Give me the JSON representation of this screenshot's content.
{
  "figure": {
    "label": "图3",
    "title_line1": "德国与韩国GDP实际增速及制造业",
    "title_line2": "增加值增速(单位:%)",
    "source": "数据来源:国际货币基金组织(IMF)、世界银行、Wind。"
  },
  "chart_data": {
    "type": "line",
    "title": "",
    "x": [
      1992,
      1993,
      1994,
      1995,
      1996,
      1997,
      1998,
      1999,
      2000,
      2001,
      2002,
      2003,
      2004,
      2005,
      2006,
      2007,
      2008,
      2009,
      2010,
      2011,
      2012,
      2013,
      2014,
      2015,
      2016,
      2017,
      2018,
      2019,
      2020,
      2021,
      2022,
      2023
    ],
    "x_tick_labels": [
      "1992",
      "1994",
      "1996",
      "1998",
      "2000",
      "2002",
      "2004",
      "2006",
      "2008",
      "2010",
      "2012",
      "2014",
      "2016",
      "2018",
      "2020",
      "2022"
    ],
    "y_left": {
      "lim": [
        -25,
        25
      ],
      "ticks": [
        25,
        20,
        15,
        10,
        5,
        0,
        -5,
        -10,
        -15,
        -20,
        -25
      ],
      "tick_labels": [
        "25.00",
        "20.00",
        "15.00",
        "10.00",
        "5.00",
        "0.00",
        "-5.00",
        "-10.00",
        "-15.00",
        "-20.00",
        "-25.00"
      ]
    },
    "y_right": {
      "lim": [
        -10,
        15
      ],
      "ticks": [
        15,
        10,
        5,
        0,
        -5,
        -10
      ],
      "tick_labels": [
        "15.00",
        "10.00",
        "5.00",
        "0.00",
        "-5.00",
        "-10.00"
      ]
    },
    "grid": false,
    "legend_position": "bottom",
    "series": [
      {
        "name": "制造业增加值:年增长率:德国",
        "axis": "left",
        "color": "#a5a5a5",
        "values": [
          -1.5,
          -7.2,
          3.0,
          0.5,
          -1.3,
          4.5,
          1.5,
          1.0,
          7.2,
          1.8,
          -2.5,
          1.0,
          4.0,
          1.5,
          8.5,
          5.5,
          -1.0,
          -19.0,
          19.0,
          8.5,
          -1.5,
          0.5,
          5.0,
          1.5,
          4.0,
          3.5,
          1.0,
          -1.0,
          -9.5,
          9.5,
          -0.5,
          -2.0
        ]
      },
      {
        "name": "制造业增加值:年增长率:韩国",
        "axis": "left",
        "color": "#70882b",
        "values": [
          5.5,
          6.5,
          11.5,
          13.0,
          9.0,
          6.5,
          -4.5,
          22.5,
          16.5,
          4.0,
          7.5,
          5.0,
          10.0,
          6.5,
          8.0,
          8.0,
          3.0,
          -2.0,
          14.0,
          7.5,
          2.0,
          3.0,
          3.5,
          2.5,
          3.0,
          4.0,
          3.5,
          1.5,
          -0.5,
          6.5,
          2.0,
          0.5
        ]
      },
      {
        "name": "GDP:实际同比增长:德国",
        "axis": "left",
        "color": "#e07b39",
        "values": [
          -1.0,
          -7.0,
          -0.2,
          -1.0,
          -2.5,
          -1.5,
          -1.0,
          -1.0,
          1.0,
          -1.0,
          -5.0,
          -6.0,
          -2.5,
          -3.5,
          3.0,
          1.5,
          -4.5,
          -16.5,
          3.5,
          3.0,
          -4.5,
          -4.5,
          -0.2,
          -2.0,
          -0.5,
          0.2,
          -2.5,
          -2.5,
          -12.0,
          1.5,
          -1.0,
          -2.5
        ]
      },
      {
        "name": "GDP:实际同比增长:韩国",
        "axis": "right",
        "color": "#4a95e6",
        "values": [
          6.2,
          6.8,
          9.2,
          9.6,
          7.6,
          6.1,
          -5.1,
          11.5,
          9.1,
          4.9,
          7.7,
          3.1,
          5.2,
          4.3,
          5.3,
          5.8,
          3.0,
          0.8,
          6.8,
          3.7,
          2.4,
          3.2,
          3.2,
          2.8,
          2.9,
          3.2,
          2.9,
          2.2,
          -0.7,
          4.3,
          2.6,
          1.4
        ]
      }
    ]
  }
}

════

§ **Problem to solve**: Using the listing above, retype each line exactly.

§ **Result of this task**:
Give me the JSON representation of this screenshot's content.
{
  "figure": {
    "label": "图3",
    "title_line1": "德国与韩国GDP实际增速及制造业",
    "title_line2": "增加值增速(单位:%)",
    "source": "数据来源:国际货币基金组织(IMF)、世界银行、Wind。"
  },
  "chart_data": {
    "type": "line",
    "title": "",
    "x": [
      1992,
      1993,
      1994,
      1995,
      1996,
      1997,
      1998,
      1999,
      2000,
      2001,
      2002,
      2003,
      2004,
      2005,
      2006,
      2007,
      2008,
      2009,
      2010,
      2011,
      2012,
      2013,
      2014,
      2015,
      2016,
      2017,
      2018,
      2019,
      2020,
      2021,
      2022,
      2023
    ],
    "x_tick_labels": [
      "1992",
      "1994",
      "1996",
      "1998",
      "2000",
      "2002",
      "2004",
      "2006",
      "2008",
      "2010",
      "2012",
      "2014",
      "2016",
      "2018",
      "2020",
      "2022"
    ],
    "y_left": {
      "lim": [
        -25,
        25
      ],
      "ticks": [
        25,
        20,
        15,
        10,
        5,
        0,
        -5,
        -10,
        -15,
        -20,
        -25
      ],
      "tick_labels": [
        "25.00",
        "20.00",
        "15.00",
        "10.00",
        "5.00",
        "0.00",
        "-5.00",
        "-10.00",
        "-15.00",
        "-20.00",
        "-25.00"
      ]
    },
    "y_right": {
      "lim": [
        -10,
        15
      ],
      "ticks": [
        15,
        10,
        5,
        0,
        -5,
        -10
      ],
      "tick_labels": [
        "15.00",
        "10.00",
        "5.00",
        "0.00",
        "-5.00",
        "-10.00"
      ]
    },
    "grid": false,
    "legend_position": "bottom",
    "series": [
      {
        "name": "制造业增加值:年增长率:德国",
        "axis": "left",
        "color": "#a5a5a5",
        "values": [
          -1.5,
          -7.2,
          3.0,
          0.5,
          -1.3,
          4.5,
          1.5,
          1.0,
          7.2,
          1.8,
          -2.5,
          1.0,
          4.0,
          1.5,
          8.5,
          5.5,
          -1.0,
          -19.0,
          19.0,
          8.5,
          -1.5,
          0.5,
          5.0,
          1.5,
          4.0,
          3.5,
          1.0,
          -1.0,
          -9.5,
          9.5,
          -0.5,
          -2.0
        ]
      },
      {
        "name": "制造业增加值:年增长率:韩国",
        "axis": "left",
        "color": "#70882b",
        "values": [
          5.5,
          6.5,
          11.5,
          13.0,
          9.0,
          6.5,
          -4.5,
          22.5,
          16.5,
          4.0,
          7.5,
          5.0,
          10.0,
          6.5,
          8.0,
          8.0,
          3.0,
          -2.0,
          14.0,
          7.5,
          2.0,
          3.0,
          3.5,
          2.5,
          3.0,
          4.0,
          3.5,
          1.5,
          -0.5,
          6.5,
          2.0,
          0.5
        ]
      },
      {
        "name": "GDP:实际同比增长:德国",
        "axis": "left",
        "color": "#e07b39",
        "values": [
          -1.0,
          -7.0,
          -0.2,
          -1.0,
          -2.5,
          -1.5,
          -1.0,
          -1.0,
          1.0,
          -1.0,
          -5.0,
          -6.0,
          -2.5,
          -3.5,
          3.0,
          1.5,
          -4.5,
          -16.5,
          3.5,
          3.0,
          -4.5,
          -4.5,
          -0.2,
          -2.0,
          -0.5,
          0.2,
          -2.5,
          -2.5,
          -12.0,
          1.5,
          -1.0,
          -2.5
        ]
      },
      {
        "name": "GDP:实际同比增长:韩国",
        "axis": "right",
        "color": "#4a95e6",
        "values": [
          6.2,
          6.8,
          9.2,
          9.6,
          7.6,
          6.1,
          -5.1,
          11.5,
          9.1,
          4.9,
          7.7,
          3.1,
          5.2,
          4.3,
          5.3,
          5.8,
          3.0,
          0.8,
          6.8,
          3.7,
          2.4,
          3.2,
          3.2,
          2.8,
          2.9,
          3.2,
          2.9,
          2.2,
          -0.7,
          4.3,
          2.6,
          1.4
        ]
      }
    ]
  }
}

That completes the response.